EXERCISE DIRECTIONS - Go through the data below and retype all of it exactly.

Start of AVAILABLE RECORDS

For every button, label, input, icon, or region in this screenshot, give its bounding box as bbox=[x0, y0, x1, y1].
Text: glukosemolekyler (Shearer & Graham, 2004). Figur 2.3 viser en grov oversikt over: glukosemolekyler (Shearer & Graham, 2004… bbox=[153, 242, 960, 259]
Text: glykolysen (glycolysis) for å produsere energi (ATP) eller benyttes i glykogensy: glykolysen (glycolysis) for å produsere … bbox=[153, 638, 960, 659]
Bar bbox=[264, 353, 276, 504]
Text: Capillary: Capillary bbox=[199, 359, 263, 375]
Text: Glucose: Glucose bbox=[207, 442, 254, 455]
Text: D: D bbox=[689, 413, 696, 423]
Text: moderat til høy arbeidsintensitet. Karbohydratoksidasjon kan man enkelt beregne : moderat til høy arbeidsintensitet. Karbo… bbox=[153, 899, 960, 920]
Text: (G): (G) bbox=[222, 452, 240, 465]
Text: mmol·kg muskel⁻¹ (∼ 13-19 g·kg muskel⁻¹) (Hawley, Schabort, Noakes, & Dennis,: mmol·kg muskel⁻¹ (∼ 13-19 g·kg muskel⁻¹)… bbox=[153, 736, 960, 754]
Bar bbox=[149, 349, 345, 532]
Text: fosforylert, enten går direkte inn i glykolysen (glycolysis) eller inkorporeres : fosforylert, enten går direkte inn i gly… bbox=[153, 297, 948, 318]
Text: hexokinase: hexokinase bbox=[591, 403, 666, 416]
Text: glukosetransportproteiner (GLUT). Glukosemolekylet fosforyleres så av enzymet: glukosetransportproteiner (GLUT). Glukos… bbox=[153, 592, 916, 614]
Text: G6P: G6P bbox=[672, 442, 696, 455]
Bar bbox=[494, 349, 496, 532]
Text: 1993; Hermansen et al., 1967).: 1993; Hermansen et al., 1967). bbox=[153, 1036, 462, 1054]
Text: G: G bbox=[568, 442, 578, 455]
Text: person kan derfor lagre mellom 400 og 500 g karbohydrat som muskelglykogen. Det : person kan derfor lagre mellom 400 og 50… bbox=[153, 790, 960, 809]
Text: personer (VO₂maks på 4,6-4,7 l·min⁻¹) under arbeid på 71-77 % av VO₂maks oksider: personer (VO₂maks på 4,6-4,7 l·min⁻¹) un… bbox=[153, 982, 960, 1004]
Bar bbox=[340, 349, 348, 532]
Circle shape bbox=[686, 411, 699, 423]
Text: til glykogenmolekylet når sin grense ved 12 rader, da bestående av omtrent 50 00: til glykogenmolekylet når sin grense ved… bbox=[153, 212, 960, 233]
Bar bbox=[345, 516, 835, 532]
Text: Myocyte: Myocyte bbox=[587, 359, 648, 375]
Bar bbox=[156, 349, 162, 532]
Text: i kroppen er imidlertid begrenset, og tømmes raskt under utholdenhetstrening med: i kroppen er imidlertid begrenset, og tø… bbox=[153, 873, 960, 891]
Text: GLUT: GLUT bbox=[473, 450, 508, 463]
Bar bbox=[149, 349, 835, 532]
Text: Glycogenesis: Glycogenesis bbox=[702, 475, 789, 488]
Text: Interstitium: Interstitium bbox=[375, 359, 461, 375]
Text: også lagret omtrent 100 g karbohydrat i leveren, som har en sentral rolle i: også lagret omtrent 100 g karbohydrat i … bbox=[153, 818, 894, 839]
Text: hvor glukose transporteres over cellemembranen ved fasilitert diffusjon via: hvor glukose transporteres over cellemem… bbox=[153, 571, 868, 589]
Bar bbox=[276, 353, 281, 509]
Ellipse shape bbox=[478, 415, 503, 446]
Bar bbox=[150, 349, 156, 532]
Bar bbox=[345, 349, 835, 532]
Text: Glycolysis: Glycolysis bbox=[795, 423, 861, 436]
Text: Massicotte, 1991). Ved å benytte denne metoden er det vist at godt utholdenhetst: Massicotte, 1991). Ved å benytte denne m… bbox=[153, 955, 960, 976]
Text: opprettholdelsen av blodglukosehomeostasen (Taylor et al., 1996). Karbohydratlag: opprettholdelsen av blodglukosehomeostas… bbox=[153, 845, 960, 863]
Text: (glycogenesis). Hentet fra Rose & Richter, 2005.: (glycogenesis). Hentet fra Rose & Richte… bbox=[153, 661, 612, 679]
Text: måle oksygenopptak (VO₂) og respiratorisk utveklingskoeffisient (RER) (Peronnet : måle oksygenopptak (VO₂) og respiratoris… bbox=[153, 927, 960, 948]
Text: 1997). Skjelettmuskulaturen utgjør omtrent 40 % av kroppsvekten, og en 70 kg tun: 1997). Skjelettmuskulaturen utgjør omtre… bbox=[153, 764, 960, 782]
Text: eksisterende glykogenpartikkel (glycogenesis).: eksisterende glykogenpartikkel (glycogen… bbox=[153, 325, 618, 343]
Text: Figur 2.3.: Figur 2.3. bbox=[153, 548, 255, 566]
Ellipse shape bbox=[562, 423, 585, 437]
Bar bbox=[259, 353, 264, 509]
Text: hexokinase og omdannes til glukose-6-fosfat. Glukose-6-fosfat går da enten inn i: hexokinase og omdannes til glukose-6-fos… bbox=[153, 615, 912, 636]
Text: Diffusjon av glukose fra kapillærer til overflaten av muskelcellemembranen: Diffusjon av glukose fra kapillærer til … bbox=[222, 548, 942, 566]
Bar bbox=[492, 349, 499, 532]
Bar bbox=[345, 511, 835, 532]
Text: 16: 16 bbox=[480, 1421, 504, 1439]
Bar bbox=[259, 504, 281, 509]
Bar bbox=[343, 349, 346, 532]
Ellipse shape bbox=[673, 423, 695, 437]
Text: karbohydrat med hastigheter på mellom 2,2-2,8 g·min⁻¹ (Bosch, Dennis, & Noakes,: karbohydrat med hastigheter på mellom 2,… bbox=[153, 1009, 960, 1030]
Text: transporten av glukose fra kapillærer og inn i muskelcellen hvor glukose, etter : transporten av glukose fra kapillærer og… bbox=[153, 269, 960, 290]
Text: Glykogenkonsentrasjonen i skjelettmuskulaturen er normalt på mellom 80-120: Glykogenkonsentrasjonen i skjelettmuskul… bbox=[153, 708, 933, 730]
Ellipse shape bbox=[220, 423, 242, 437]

End of AVAILABLE RECORDS

COMPLETED EXERCISE -
For every button, label, input, icon, or region in this screenshot, give its bounding box as bbox=[x0, y0, x1, y1].
Text: glukosemolekyler (Shearer & Graham, 2004). Figur 2.3 viser en grov oversikt over: glukosemolekyler (Shearer & Graham, 2004… bbox=[153, 242, 960, 259]
Text: glykolysen (glycolysis) for å produsere energi (ATP) eller benyttes i glykogensy: glykolysen (glycolysis) for å produsere … bbox=[153, 638, 960, 659]
Bar bbox=[264, 353, 276, 504]
Text: Capillary: Capillary bbox=[199, 359, 263, 375]
Text: Glucose: Glucose bbox=[207, 442, 254, 455]
Text: D: D bbox=[689, 413, 696, 423]
Text: moderat til høy arbeidsintensitet. Karbohydratoksidasjon kan man enkelt beregne : moderat til høy arbeidsintensitet. Karbo… bbox=[153, 899, 960, 920]
Text: (G): (G) bbox=[222, 452, 240, 465]
Text: mmol·kg muskel⁻¹ (∼ 13-19 g·kg muskel⁻¹) (Hawley, Schabort, Noakes, & Dennis,: mmol·kg muskel⁻¹ (∼ 13-19 g·kg muskel⁻¹)… bbox=[153, 736, 960, 754]
Bar bbox=[149, 349, 345, 532]
Text: fosforylert, enten går direkte inn i glykolysen (glycolysis) eller inkorporeres : fosforylert, enten går direkte inn i gly… bbox=[153, 297, 948, 318]
Text: hexokinase: hexokinase bbox=[591, 403, 666, 416]
Text: glukosetransportproteiner (GLUT). Glukosemolekylet fosforyleres så av enzymet: glukosetransportproteiner (GLUT). Glukos… bbox=[153, 592, 916, 614]
Text: G6P: G6P bbox=[672, 442, 696, 455]
Bar bbox=[494, 349, 496, 532]
Text: 1993; Hermansen et al., 1967).: 1993; Hermansen et al., 1967). bbox=[153, 1036, 462, 1054]
Text: G: G bbox=[568, 442, 578, 455]
Text: person kan derfor lagre mellom 400 og 500 g karbohydrat som muskelglykogen. Det : person kan derfor lagre mellom 400 og 50… bbox=[153, 790, 960, 809]
Text: personer (VO₂maks på 4,6-4,7 l·min⁻¹) under arbeid på 71-77 % av VO₂maks oksider: personer (VO₂maks på 4,6-4,7 l·min⁻¹) un… bbox=[153, 982, 960, 1004]
Bar bbox=[340, 349, 348, 532]
Circle shape bbox=[686, 411, 699, 423]
Text: til glykogenmolekylet når sin grense ved 12 rader, da bestående av omtrent 50 00: til glykogenmolekylet når sin grense ved… bbox=[153, 212, 960, 233]
Bar bbox=[345, 516, 835, 532]
Text: Myocyte: Myocyte bbox=[587, 359, 648, 375]
Bar bbox=[156, 349, 162, 532]
Text: i kroppen er imidlertid begrenset, og tømmes raskt under utholdenhetstrening med: i kroppen er imidlertid begrenset, og tø… bbox=[153, 873, 960, 891]
Text: GLUT: GLUT bbox=[473, 450, 508, 463]
Bar bbox=[149, 349, 835, 532]
Text: Glycogenesis: Glycogenesis bbox=[702, 475, 789, 488]
Text: Interstitium: Interstitium bbox=[375, 359, 461, 375]
Text: også lagret omtrent 100 g karbohydrat i leveren, som har en sentral rolle i: også lagret omtrent 100 g karbohydrat i … bbox=[153, 818, 894, 839]
Text: hvor glukose transporteres over cellemembranen ved fasilitert diffusjon via: hvor glukose transporteres over cellemem… bbox=[153, 571, 868, 589]
Bar bbox=[276, 353, 281, 509]
Ellipse shape bbox=[478, 415, 503, 446]
Bar bbox=[150, 349, 156, 532]
Bar bbox=[345, 349, 835, 532]
Text: Glycolysis: Glycolysis bbox=[795, 423, 861, 436]
Text: Massicotte, 1991). Ved å benytte denne metoden er det vist at godt utholdenhetst: Massicotte, 1991). Ved å benytte denne m… bbox=[153, 955, 960, 976]
Text: opprettholdelsen av blodglukosehomeostasen (Taylor et al., 1996). Karbohydratlag: opprettholdelsen av blodglukosehomeostas… bbox=[153, 845, 960, 863]
Text: (glycogenesis). Hentet fra Rose & Richter, 2005.: (glycogenesis). Hentet fra Rose & Richte… bbox=[153, 661, 612, 679]
Text: måle oksygenopptak (VO₂) og respiratorisk utveklingskoeffisient (RER) (Peronnet : måle oksygenopptak (VO₂) og respiratoris… bbox=[153, 927, 960, 948]
Text: 1997). Skjelettmuskulaturen utgjør omtrent 40 % av kroppsvekten, og en 70 kg tun: 1997). Skjelettmuskulaturen utgjør omtre… bbox=[153, 764, 960, 782]
Text: eksisterende glykogenpartikkel (glycogenesis).: eksisterende glykogenpartikkel (glycogen… bbox=[153, 325, 618, 343]
Text: Figur 2.3.: Figur 2.3. bbox=[153, 548, 255, 566]
Ellipse shape bbox=[562, 423, 585, 437]
Bar bbox=[259, 353, 264, 509]
Text: hexokinase og omdannes til glukose-6-fosfat. Glukose-6-fosfat går da enten inn i: hexokinase og omdannes til glukose-6-fos… bbox=[153, 615, 912, 636]
Text: Diffusjon av glukose fra kapillærer til overflaten av muskelcellemembranen: Diffusjon av glukose fra kapillærer til … bbox=[222, 548, 942, 566]
Bar bbox=[492, 349, 499, 532]
Bar bbox=[345, 511, 835, 532]
Text: 16: 16 bbox=[480, 1421, 504, 1439]
Bar bbox=[259, 504, 281, 509]
Bar bbox=[343, 349, 346, 532]
Ellipse shape bbox=[673, 423, 695, 437]
Text: karbohydrat med hastigheter på mellom 2,2-2,8 g·min⁻¹ (Bosch, Dennis, & Noakes,: karbohydrat med hastigheter på mellom 2,… bbox=[153, 1009, 960, 1030]
Text: transporten av glukose fra kapillærer og inn i muskelcellen hvor glukose, etter : transporten av glukose fra kapillærer og… bbox=[153, 269, 960, 290]
Text: Glykogenkonsentrasjonen i skjelettmuskulaturen er normalt på mellom 80-120: Glykogenkonsentrasjonen i skjelettmuskul… bbox=[153, 708, 933, 730]
Ellipse shape bbox=[220, 423, 242, 437]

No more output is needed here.